----- Exercise inputs -----

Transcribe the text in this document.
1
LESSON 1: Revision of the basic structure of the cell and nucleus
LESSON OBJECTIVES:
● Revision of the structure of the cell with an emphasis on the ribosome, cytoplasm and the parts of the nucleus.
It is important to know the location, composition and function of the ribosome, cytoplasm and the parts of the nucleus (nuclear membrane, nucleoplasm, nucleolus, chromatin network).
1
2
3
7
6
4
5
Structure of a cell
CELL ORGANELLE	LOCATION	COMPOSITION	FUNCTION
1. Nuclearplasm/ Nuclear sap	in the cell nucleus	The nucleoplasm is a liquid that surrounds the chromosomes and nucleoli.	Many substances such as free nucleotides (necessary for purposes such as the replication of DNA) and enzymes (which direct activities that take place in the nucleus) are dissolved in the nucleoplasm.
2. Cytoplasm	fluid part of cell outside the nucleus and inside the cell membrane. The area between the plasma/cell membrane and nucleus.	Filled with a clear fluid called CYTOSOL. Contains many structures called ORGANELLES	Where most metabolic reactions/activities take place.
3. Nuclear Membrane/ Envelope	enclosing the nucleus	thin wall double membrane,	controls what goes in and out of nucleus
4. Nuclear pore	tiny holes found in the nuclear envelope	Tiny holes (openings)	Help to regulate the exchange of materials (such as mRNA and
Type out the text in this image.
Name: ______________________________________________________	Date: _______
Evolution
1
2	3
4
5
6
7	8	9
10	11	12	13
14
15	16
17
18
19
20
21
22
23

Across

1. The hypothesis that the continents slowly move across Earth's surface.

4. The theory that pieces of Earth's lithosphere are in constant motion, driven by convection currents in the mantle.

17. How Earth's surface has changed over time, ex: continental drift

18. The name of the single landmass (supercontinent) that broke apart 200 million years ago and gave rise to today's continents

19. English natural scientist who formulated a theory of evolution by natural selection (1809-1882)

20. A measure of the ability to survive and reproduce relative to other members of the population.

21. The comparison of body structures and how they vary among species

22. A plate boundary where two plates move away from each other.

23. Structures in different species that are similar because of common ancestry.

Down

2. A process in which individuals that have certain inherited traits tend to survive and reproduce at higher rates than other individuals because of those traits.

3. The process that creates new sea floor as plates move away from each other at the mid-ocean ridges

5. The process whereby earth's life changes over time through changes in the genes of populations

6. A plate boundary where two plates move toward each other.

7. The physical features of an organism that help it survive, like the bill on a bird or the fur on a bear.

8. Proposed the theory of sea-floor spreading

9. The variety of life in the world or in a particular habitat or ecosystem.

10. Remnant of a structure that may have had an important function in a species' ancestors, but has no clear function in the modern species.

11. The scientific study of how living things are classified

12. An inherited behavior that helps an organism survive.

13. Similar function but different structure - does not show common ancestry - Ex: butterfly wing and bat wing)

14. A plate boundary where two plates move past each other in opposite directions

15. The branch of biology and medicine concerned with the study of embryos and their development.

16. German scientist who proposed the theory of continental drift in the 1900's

-----

> _Exercise_
Whenever the string "from" shows up in a line above, copy that line.

> _Task solution_
22. A plate boundary where two plates move away from each other.
3. The process that creates new sea floor as plates move away from each other at the mid-ocean ridges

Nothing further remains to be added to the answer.